Passage shown:
>>>>
When proposing this plan to school employees, the board of education, and the community, I will refer to these studies to show the need for such a plan. First, all students within the school need to have health education on a continuing basis. That is, health education should ideally be offered for about ninety minutes per week (three thirty-minute sessions) throughout the school year. In secondary schools, where schedules are more limited, health education should be offered everyday for one semester per year. Health classes will begin in kindergarten and carry through twelfth grade.
Topics are to include current nutritional guidelines, selecting and preparing healthy meals, the role of physical education in health, anti-smoking, anti-drugs, frank information about teen sex and its consequences (to include HIV, all other STDs, pregnancy, and also social/emotional concerns), alcohol consumption, pro-social behavior, eating disorders, and any other community concerns. No students should be excused from these classes unless parents insist on religious grounds. Additionally, all students should attend physical education everyday from kindergarten through twelfth grade.
Younger students need only twenty minutes; older students (middle school and high school) should have thirty minutes. Physical education must cover not only the basic sports, but also alternative fitness activities, like weight lifting, swimming (if there is access to a pool), walking, cardio equipment, etc. Physical education should take into account each student’s needs whenever possible (i. e. if a student is already physically fit, more opportunities can be given; if a student is overweight, starting slow should be allowed).
Physical education teachers should coordinate with coaches of intramural teams, and encourage all students to participate. Some of these teams should be non-competing. The school should also offer health and counseling services. All students should be screened for any diseases that are spreading within the community (STDs, meningitis, pertussis, etc. as necessary) and immunized if appropriate. Students should also be offered the opportunity to see the school nurse (one should be in every building; ideally, one per every 400 students) if they are ill or have other health concerns.
<<<<
Extracted information:
>>>>
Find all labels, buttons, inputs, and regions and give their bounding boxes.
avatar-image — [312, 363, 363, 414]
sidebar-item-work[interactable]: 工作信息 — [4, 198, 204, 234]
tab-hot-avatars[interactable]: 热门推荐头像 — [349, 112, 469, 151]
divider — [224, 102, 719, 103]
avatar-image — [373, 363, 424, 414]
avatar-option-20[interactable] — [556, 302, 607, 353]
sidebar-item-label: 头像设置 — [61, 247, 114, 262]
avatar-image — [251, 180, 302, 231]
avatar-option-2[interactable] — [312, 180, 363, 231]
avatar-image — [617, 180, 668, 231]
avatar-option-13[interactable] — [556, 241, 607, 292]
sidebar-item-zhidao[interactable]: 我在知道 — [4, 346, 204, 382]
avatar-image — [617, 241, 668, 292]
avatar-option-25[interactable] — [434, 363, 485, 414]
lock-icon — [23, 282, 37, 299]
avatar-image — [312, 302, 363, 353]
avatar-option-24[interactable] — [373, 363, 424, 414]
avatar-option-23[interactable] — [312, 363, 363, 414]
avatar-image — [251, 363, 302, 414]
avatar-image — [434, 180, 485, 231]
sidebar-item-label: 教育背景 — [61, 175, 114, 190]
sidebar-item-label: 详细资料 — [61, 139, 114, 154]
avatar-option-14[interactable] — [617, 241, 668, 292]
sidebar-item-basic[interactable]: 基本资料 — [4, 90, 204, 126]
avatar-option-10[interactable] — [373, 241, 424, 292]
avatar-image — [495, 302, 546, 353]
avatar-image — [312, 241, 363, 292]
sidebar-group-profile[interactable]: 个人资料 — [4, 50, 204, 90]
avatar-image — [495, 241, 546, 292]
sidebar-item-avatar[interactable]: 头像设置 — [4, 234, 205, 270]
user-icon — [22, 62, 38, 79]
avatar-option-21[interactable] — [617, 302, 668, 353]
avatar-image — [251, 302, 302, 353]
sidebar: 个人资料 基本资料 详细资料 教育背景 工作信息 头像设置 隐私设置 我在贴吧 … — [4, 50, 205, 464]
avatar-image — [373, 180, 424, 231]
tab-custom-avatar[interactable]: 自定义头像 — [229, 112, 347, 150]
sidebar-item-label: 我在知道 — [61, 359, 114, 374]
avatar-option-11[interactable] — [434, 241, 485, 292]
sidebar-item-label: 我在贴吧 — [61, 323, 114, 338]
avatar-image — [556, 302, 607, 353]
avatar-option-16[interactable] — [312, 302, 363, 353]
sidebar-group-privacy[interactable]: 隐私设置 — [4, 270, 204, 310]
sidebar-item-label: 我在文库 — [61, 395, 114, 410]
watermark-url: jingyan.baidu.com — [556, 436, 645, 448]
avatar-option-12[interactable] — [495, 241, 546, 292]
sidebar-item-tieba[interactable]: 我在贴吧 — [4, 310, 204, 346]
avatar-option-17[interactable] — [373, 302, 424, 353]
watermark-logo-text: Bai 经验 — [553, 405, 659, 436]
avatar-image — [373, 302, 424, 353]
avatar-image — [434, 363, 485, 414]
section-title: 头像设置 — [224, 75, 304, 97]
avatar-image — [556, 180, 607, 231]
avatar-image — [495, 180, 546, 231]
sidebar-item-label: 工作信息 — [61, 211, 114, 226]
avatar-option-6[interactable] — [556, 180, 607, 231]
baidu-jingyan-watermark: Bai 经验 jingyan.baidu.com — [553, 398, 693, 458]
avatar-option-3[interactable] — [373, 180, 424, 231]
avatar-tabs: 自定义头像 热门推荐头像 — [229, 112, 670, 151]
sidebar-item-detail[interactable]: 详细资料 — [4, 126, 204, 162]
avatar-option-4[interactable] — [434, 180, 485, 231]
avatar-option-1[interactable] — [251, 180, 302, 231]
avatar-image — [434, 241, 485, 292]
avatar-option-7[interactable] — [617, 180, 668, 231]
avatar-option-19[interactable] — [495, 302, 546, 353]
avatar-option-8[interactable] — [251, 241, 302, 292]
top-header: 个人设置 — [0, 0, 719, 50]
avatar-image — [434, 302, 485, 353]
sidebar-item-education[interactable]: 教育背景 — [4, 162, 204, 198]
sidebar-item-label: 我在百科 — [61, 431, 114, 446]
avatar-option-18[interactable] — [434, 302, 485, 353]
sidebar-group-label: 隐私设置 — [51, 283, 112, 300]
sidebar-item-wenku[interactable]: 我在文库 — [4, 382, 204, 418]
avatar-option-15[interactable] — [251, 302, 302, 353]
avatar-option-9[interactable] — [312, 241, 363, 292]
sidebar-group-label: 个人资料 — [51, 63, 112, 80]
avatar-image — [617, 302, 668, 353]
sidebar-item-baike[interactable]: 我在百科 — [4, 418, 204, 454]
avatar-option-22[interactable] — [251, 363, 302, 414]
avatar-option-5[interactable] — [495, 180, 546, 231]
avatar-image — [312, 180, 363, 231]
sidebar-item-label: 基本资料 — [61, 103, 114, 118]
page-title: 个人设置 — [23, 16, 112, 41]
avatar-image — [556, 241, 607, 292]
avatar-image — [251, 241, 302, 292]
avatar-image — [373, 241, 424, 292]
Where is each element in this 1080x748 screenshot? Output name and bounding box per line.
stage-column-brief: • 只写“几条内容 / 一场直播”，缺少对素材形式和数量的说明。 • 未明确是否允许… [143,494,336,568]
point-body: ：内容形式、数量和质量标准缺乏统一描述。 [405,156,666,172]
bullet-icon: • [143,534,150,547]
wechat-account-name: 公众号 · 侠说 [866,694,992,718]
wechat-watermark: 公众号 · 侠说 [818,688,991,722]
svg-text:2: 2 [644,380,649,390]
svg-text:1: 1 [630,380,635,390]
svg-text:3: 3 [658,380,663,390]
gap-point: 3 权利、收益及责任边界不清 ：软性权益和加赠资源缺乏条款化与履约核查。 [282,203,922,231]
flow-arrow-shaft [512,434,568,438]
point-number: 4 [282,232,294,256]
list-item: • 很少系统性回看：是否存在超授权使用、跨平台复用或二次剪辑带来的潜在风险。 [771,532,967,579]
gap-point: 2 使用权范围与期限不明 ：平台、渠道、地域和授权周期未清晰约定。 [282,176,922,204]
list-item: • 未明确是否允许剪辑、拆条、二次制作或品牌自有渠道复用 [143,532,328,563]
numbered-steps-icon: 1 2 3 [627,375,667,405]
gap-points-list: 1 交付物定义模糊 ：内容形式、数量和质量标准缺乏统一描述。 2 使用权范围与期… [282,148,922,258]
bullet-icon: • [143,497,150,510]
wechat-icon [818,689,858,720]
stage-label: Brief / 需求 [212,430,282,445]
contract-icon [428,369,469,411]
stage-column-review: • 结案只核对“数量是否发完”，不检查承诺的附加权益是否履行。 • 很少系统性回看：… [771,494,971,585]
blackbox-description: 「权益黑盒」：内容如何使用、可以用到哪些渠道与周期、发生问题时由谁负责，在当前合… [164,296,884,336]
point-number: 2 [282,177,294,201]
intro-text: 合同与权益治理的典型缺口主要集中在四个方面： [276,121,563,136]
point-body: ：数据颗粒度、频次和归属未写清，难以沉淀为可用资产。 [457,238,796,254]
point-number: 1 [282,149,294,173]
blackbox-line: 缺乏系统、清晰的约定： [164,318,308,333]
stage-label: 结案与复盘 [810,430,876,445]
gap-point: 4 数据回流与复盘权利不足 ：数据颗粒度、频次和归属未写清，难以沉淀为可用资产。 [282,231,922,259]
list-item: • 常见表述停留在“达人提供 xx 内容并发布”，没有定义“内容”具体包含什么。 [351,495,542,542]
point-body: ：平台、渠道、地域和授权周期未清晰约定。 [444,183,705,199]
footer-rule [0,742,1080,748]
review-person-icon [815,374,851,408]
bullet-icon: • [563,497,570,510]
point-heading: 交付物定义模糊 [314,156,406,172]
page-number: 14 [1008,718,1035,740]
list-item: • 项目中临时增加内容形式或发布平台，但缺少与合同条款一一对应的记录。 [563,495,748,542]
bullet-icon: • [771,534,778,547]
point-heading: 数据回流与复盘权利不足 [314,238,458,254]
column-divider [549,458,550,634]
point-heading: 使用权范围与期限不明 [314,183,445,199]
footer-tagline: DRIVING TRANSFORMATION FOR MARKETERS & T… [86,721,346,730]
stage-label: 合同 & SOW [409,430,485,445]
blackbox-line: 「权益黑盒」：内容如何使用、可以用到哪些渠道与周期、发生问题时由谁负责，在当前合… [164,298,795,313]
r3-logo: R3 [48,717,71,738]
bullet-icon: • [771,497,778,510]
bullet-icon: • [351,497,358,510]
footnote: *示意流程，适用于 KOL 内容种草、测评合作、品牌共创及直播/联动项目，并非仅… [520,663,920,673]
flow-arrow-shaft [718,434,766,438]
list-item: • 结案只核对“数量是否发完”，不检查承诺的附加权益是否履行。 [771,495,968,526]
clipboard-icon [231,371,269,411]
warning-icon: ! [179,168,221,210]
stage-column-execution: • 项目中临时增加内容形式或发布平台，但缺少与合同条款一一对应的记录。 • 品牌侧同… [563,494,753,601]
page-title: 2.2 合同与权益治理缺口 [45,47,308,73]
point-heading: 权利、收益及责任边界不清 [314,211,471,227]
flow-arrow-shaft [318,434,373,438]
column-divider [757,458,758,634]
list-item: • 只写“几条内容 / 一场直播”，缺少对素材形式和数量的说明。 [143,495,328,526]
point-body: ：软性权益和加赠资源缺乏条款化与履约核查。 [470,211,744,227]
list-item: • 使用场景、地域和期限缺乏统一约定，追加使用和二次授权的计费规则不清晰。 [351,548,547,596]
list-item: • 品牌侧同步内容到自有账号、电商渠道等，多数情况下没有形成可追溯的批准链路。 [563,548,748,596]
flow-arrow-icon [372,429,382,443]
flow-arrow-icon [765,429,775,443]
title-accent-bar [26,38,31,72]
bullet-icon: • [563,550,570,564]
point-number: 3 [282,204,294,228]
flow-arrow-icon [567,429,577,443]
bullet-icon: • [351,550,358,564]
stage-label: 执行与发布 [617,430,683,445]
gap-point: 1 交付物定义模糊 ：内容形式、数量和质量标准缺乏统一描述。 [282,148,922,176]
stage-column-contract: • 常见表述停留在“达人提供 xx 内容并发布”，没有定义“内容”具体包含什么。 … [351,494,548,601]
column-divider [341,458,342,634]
<<<<
Questions to answer:
1 - Update the stretch of the school health plan passage from "Physical education teachers" through "other health concerns.", replacing "school nurse" with "health aide".
2 - In the school health plan passage, how many minutes of physical education should middle school and high school students have?
3 - Resume the school health plan passage from where it stops.

Responses by item number:
1 -
Physical education teachers should coordinate with coaches of intramural teams, and encourage all students to participate. Some of these teams should be non-competing. The school should also offer health and counseling services. All students should be screened for any diseases that are spreading within the community (STDs, meningitis, pertussis, etc. as necessary) and immunized if appropriate. Students should also be offered the opportunity to see the health aide (one should be in every building; ideally, one per every 400 students) if they are ill or have other health concerns.

2 - Thirty minutes.

3 -
Preventative care should be emphasized and available, especially for athletes. Counseling should be available for any students with concerns about eating disorders, suicide, depression, relationship difficulties, abuse, unwanted pregnancy, or any other reason. Students should be encouraged to seek help if they need it, and if other students report that someone needs help, counselors should follow up with that student within the week. Anonymous reporting should be available for students who are concerned about others. Special programs for students who are seeking to quit smoking, alcohol or drugs, or who are pregnant should be provided.
If possible, free daycare should be provided to keep teen parents in schools. Finally, any and all students who have health concerns or preexisting conditions should be able to get whatever help they need, whether it’s a permanent bathroom or nurse pass, or scheduled times during the day to take medication. All school personnel involved with the child (classroom teacher, nurse, special teachers, etc. ) should be aware of the student’s health concerns, including emergency procedures and allergies. With this plan in place, students should have their needs met in all different ways, and this will increase their focus in the classroom setting.